### What you will do
Go through the records underneath and write each one out again exactly.

### Records for the exercise
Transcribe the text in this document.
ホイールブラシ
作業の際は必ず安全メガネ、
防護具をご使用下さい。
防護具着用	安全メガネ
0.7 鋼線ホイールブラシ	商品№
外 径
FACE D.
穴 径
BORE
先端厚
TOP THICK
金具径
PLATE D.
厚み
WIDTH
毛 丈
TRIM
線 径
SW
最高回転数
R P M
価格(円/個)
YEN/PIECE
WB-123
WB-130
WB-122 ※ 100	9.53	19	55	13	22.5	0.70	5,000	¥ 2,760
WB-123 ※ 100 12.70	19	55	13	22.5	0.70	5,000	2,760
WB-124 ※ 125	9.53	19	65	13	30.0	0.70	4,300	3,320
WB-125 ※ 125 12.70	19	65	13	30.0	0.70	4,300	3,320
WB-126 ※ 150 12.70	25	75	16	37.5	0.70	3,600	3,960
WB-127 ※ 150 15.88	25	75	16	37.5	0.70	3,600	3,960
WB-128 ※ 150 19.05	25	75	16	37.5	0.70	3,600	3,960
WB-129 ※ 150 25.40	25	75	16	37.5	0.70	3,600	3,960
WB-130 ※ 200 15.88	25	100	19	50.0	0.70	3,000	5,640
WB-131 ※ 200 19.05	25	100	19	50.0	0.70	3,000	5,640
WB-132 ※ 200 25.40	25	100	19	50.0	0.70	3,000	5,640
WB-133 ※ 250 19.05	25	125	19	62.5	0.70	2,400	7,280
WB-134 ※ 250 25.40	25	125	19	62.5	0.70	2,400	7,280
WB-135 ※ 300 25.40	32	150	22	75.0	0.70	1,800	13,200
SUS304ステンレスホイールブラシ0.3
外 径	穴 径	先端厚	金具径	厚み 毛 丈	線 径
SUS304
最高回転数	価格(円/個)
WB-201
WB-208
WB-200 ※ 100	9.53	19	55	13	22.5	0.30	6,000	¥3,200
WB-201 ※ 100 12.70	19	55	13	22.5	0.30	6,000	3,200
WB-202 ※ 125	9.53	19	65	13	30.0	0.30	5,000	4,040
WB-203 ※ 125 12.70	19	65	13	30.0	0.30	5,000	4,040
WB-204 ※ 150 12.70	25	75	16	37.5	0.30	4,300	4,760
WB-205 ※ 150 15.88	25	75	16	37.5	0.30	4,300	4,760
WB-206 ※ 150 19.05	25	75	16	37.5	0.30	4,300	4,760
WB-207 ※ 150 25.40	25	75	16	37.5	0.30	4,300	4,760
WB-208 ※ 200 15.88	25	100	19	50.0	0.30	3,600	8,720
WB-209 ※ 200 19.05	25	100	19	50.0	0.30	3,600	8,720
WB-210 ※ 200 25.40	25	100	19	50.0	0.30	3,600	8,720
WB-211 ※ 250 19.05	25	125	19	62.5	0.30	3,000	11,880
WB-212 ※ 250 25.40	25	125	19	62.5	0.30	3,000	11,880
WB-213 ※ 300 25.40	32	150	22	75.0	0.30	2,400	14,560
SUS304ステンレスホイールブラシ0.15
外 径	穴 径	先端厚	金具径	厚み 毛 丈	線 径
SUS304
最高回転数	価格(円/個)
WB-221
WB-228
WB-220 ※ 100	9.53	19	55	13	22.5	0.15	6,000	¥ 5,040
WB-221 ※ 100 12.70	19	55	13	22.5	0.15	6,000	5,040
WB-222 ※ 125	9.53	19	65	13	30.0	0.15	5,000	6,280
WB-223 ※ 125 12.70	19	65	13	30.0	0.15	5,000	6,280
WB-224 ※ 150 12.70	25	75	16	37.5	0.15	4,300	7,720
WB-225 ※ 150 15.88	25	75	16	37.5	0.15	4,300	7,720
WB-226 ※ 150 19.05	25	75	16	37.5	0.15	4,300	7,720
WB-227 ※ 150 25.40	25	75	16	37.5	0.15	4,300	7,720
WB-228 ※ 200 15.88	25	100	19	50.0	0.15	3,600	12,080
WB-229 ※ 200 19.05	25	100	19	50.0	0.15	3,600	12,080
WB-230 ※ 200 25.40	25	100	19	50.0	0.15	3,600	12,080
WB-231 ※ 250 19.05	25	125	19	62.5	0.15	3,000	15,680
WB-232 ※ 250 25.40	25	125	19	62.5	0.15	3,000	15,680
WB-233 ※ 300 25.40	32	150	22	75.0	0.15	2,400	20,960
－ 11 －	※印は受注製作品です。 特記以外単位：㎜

### Task result
Transcribe the text in this document.
ホイールブラシ
作業の際は必ず安全メガネ、
防護具をご使用下さい。
防護具着用	安全メガネ
0.7 鋼線ホイールブラシ	商品№
外 径
FACE D.
穴 径
BORE
先端厚
TOP THICK
金具径
PLATE D.
厚み
WIDTH
毛 丈
TRIM
線 径
SW
最高回転数
R P M
価格(円/個)
YEN/PIECE
WB-123
WB-130
WB-122 ※ 100	9.53	19	55	13	22.5	0.70	5,000	¥ 2,760
WB-123 ※ 100 12.70	19	55	13	22.5	0.70	5,000	2,760
WB-124 ※ 125	9.53	19	65	13	30.0	0.70	4,300	3,320
WB-125 ※ 125 12.70	19	65	13	30.0	0.70	4,300	3,320
WB-126 ※ 150 12.70	25	75	16	37.5	0.70	3,600	3,960
WB-127 ※ 150 15.88	25	75	16	37.5	0.70	3,600	3,960
WB-128 ※ 150 19.05	25	75	16	37.5	0.70	3,600	3,960
WB-129 ※ 150 25.40	25	75	16	37.5	0.70	3,600	3,960
WB-130 ※ 200 15.88	25	100	19	50.0	0.70	3,000	5,640
WB-131 ※ 200 19.05	25	100	19	50.0	0.70	3,000	5,640
WB-132 ※ 200 25.40	25	100	19	50.0	0.70	3,000	5,640
WB-133 ※ 250 19.05	25	125	19	62.5	0.70	2,400	7,280
WB-134 ※ 250 25.40	25	125	19	62.5	0.70	2,400	7,280
WB-135 ※ 300 25.40	32	150	22	75.0	0.70	1,800	13,200
SUS304ステンレスホイールブラシ0.3
外 径	穴 径	先端厚	金具径	厚み 毛 丈	線 径
SUS304
最高回転数	価格(円/個)
WB-201
WB-208
WB-200 ※ 100	9.53	19	55	13	22.5	0.30	6,000	¥3,200
WB-201 ※ 100 12.70	19	55	13	22.5	0.30	6,000	3,200
WB-202 ※ 125	9.53	19	65	13	30.0	0.30	5,000	4,040
WB-203 ※ 125 12.70	19	65	13	30.0	0.30	5,000	4,040
WB-204 ※ 150 12.70	25	75	16	37.5	0.30	4,300	4,760
WB-205 ※ 150 15.88	25	75	16	37.5	0.30	4,300	4,760
WB-206 ※ 150 19.05	25	75	16	37.5	0.30	4,300	4,760
WB-207 ※ 150 25.40	25	75	16	37.5	0.30	4,300	4,760
WB-208 ※ 200 15.88	25	100	19	50.0	0.30	3,600	8,720
WB-209 ※ 200 19.05	25	100	19	50.0	0.30	3,600	8,720
WB-210 ※ 200 25.40	25	100	19	50.0	0.30	3,600	8,720
WB-211 ※ 250 19.05	25	125	19	62.5	0.30	3,000	11,880
WB-212 ※ 250 25.40	25	125	19	62.5	0.30	3,000	11,880
WB-213 ※ 300 25.40	32	150	22	75.0	0.30	2,400	14,560
SUS304ステンレスホイールブラシ0.15
外 径	穴 径	先端厚	金具径	厚み 毛 丈	線 径
SUS304
最高回転数	価格(円/個)
WB-221
WB-228
WB-220 ※ 100	9.53	19	55	13	22.5	0.15	6,000	¥ 5,040
WB-221 ※ 100 12.70	19	55	13	22.5	0.15	6,000	5,040
WB-222 ※ 125	9.53	19	65	13	30.0	0.15	5,000	6,280
WB-223 ※ 125 12.70	19	65	13	30.0	0.15	5,000	6,280
WB-224 ※ 150 12.70	25	75	16	37.5	0.15	4,300	7,720
WB-225 ※ 150 15.88	25	75	16	37.5	0.15	4,300	7,720
WB-226 ※ 150 19.05	25	75	16	37.5	0.15	4,300	7,720
WB-227 ※ 150 25.40	25	75	16	37.5	0.15	4,300	7,720
WB-228 ※ 200 15.88	25	100	19	50.0	0.15	3,600	12,080
WB-229 ※ 200 19.05	25	100	19	50.0	0.15	3,600	12,080
WB-230 ※ 200 25.40	25	100	19	50.0	0.15	3,600	12,080
WB-231 ※ 250 19.05	25	125	19	62.5	0.15	3,000	15,680
WB-232 ※ 250 25.40	25	125	19	62.5	0.15	3,000	15,680
WB-233 ※ 300 25.40	32	150	22	75.0	0.15	2,400	20,960
－ 11 －	※印は受注製作品です。 特記以外単位：㎜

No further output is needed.